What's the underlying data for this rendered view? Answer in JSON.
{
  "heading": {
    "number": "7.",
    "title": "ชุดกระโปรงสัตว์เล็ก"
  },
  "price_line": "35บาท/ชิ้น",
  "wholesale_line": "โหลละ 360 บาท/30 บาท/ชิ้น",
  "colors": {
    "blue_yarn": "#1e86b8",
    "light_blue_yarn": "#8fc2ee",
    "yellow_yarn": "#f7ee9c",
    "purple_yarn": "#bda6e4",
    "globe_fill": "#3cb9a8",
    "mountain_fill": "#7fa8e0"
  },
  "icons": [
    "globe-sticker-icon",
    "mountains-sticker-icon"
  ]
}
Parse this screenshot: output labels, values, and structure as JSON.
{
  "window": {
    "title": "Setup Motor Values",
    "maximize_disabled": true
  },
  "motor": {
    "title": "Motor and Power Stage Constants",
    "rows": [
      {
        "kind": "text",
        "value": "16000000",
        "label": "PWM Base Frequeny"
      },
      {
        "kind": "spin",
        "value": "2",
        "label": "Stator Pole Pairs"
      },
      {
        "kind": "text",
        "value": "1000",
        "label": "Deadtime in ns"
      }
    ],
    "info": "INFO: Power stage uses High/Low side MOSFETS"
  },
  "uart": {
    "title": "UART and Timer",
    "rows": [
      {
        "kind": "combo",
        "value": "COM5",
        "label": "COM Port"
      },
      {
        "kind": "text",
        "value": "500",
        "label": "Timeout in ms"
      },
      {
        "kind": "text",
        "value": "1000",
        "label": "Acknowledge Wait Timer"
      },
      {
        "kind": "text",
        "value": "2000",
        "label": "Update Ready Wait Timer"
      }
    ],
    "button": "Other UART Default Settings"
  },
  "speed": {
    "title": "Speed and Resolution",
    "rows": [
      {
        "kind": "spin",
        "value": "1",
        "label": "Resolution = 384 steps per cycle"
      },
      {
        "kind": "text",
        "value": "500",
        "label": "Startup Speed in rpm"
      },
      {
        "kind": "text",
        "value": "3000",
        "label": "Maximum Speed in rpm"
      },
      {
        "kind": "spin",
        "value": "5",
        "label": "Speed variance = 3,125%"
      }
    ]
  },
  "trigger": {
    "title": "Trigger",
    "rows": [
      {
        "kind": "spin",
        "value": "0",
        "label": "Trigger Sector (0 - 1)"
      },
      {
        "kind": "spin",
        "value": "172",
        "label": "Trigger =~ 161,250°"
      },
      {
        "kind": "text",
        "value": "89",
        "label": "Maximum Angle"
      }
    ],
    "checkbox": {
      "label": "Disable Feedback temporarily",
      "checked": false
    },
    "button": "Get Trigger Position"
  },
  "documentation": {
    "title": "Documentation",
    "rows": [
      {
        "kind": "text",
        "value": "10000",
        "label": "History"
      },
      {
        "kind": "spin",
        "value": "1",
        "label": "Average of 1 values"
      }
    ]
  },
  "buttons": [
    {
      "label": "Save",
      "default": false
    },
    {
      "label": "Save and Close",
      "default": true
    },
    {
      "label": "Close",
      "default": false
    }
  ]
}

* * *

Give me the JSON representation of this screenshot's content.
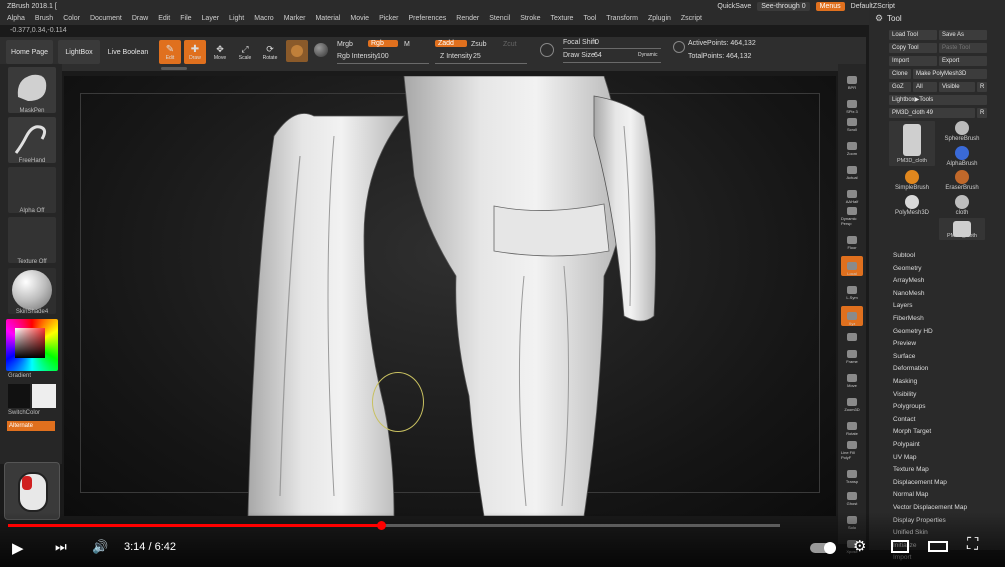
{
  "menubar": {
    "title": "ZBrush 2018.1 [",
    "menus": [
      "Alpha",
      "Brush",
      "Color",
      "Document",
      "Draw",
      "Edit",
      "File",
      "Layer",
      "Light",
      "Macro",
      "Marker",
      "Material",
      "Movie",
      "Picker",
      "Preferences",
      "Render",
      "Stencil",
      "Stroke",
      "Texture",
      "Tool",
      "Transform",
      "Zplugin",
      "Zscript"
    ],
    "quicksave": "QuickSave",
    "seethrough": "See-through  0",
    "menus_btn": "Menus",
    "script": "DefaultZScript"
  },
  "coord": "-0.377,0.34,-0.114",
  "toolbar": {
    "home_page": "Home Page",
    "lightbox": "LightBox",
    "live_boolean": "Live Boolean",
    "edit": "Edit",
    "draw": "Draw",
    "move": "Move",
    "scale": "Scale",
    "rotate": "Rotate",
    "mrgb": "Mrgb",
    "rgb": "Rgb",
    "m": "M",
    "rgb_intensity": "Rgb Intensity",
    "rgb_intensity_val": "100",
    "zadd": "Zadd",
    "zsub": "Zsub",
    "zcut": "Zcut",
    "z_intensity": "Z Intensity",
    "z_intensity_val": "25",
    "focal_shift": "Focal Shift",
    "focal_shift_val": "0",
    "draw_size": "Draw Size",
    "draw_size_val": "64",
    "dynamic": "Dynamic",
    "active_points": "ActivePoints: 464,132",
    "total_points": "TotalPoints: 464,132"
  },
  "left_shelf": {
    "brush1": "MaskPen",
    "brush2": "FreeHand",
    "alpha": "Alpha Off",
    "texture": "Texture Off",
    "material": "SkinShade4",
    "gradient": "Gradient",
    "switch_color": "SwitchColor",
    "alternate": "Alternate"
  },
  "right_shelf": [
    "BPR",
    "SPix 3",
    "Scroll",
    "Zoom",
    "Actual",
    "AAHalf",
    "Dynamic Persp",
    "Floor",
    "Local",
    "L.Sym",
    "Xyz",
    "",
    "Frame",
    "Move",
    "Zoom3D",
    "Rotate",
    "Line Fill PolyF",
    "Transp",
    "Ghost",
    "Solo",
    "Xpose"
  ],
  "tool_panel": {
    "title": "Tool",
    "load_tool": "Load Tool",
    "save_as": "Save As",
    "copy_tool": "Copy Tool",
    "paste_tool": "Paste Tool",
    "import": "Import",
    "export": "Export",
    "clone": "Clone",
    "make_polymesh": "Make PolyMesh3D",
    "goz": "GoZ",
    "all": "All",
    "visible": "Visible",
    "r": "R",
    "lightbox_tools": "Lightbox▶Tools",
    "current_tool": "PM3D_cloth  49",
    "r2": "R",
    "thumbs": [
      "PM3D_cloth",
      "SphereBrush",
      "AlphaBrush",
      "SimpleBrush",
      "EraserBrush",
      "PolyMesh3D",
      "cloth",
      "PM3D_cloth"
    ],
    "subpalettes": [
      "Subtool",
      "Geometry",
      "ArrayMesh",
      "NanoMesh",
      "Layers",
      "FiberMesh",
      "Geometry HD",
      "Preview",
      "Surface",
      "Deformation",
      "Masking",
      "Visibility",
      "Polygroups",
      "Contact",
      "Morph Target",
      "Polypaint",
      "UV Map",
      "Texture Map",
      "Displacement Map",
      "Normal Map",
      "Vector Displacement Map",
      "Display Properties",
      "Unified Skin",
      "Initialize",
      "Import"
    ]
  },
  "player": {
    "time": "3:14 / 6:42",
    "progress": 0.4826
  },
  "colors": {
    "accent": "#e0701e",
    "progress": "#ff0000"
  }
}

Task description. From the material, report only how many lines include the word "Displacement".

Response to the exercise. 2